→ Instructions for the task
Word for word, repeat the entries, minus the pictures.
** START Material for this exercise **
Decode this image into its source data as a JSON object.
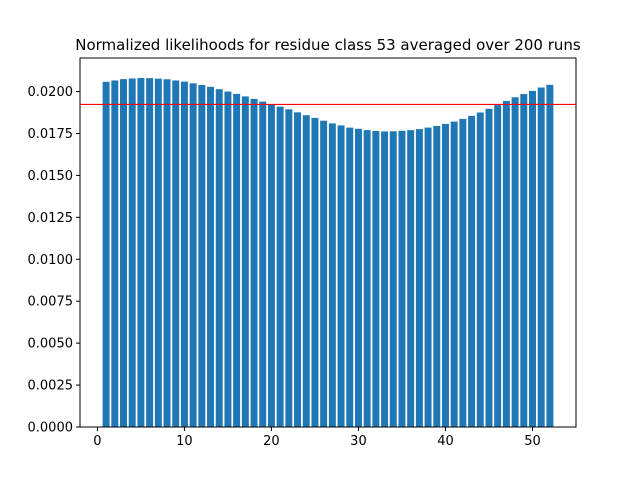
{
  "chart_data": {
    "type": "bar",
    "title": "Normalized likelihoods for residue class 53 averaged over 200 runs",
    "xlabel": "",
    "ylabel": "",
    "xlim": [
      -2,
      55
    ],
    "ylim": [
      0,
      0.022
    ],
    "x": [
      1,
      2,
      3,
      4,
      5,
      6,
      7,
      8,
      9,
      10,
      11,
      12,
      13,
      14,
      15,
      16,
      17,
      18,
      19,
      20,
      21,
      22,
      23,
      24,
      25,
      26,
      27,
      28,
      29,
      30,
      31,
      32,
      33,
      34,
      35,
      36,
      37,
      38,
      39,
      40,
      41,
      42,
      43,
      44,
      45,
      46,
      47,
      48,
      49,
      50,
      51,
      52
    ],
    "values": [
      0.02058,
      0.02066,
      0.02074,
      0.02078,
      0.02081,
      0.0208,
      0.02077,
      0.02073,
      0.02066,
      0.02059,
      0.02049,
      0.02039,
      0.02028,
      0.02014,
      0.02,
      0.01986,
      0.01971,
      0.01956,
      0.0194,
      0.01925,
      0.0191,
      0.01894,
      0.01876,
      0.01859,
      0.01843,
      0.01826,
      0.0181,
      0.01798,
      0.01785,
      0.01778,
      0.0177,
      0.01765,
      0.01762,
      0.01763,
      0.01766,
      0.0177,
      0.01776,
      0.01785,
      0.01795,
      0.01807,
      0.01821,
      0.01837,
      0.01855,
      0.01875,
      0.01897,
      0.01919,
      0.01944,
      0.01966,
      0.01985,
      0.02004,
      0.02024,
      0.0204
    ],
    "reference_line": 0.01923,
    "xticks": [
      0,
      10,
      20,
      30,
      40,
      50
    ],
    "yticks": [
      0.0,
      0.0025,
      0.005,
      0.0075,
      0.01,
      0.0125,
      0.015,
      0.0175,
      0.02
    ],
    "ytick_labels": [
      "0.0000",
      "0.0025",
      "0.0050",
      "0.0075",
      "0.0100",
      "0.0125",
      "0.0150",
      "0.0175",
      "0.0200"
    ],
    "xtick_labels": [
      "0",
      "10",
      "20",
      "30",
      "40",
      "50"
    ],
    "bar_color": "#1f77b4",
    "reference_color": "#ff0000",
    "grid": false,
    "legend": false
  }
}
** END Material for this exercise **
→ Response to this exercise
Decode this image into its source data as a JSON object.
{
  "chart_data": {
    "type": "bar",
    "title": "Normalized likelihoods for residue class 53 averaged over 200 runs",
    "xlabel": "",
    "ylabel": "",
    "xlim": [
      -2,
      55
    ],
    "ylim": [
      0,
      0.022
    ],
    "x": [
      1,
      2,
      3,
      4,
      5,
      6,
      7,
      8,
      9,
      10,
      11,
      12,
      13,
      14,
      15,
      16,
      17,
      18,
      19,
      20,
      21,
      22,
      23,
      24,
      25,
      26,
      27,
      28,
      29,
      30,
      31,
      32,
      33,
      34,
      35,
      36,
      37,
      38,
      39,
      40,
      41,
      42,
      43,
      44,
      45,
      46,
      47,
      48,
      49,
      50,
      51,
      52
    ],
    "values": [
      0.02058,
      0.02066,
      0.02074,
      0.02078,
      0.02081,
      0.0208,
      0.02077,
      0.02073,
      0.02066,
      0.02059,
      0.02049,
      0.02039,
      0.02028,
      0.02014,
      0.02,
      0.01986,
      0.01971,
      0.01956,
      0.0194,
      0.01925,
      0.0191,
      0.01894,
      0.01876,
      0.01859,
      0.01843,
      0.01826,
      0.0181,
      0.01798,
      0.01785,
      0.01778,
      0.0177,
      0.01765,
      0.01762,
      0.01763,
      0.01766,
      0.0177,
      0.01776,
      0.01785,
      0.01795,
      0.01807,
      0.01821,
      0.01837,
      0.01855,
      0.01875,
      0.01897,
      0.01919,
      0.01944,
      0.01966,
      0.01985,
      0.02004,
      0.02024,
      0.0204
    ],
    "reference_line": 0.01923,
    "xticks": [
      0,
      10,
      20,
      30,
      40,
      50
    ],
    "yticks": [
      0.0,
      0.0025,
      0.005,
      0.0075,
      0.01,
      0.0125,
      0.015,
      0.0175,
      0.02
    ],
    "ytick_labels": [
      "0.0000",
      "0.0025",
      "0.0050",
      "0.0075",
      "0.0100",
      "0.0125",
      "0.0150",
      "0.0175",
      "0.0200"
    ],
    "xtick_labels": [
      "0",
      "10",
      "20",
      "30",
      "40",
      "50"
    ],
    "bar_color": "#1f77b4",
    "reference_color": "#ff0000",
    "grid": false,
    "legend": false
  }
}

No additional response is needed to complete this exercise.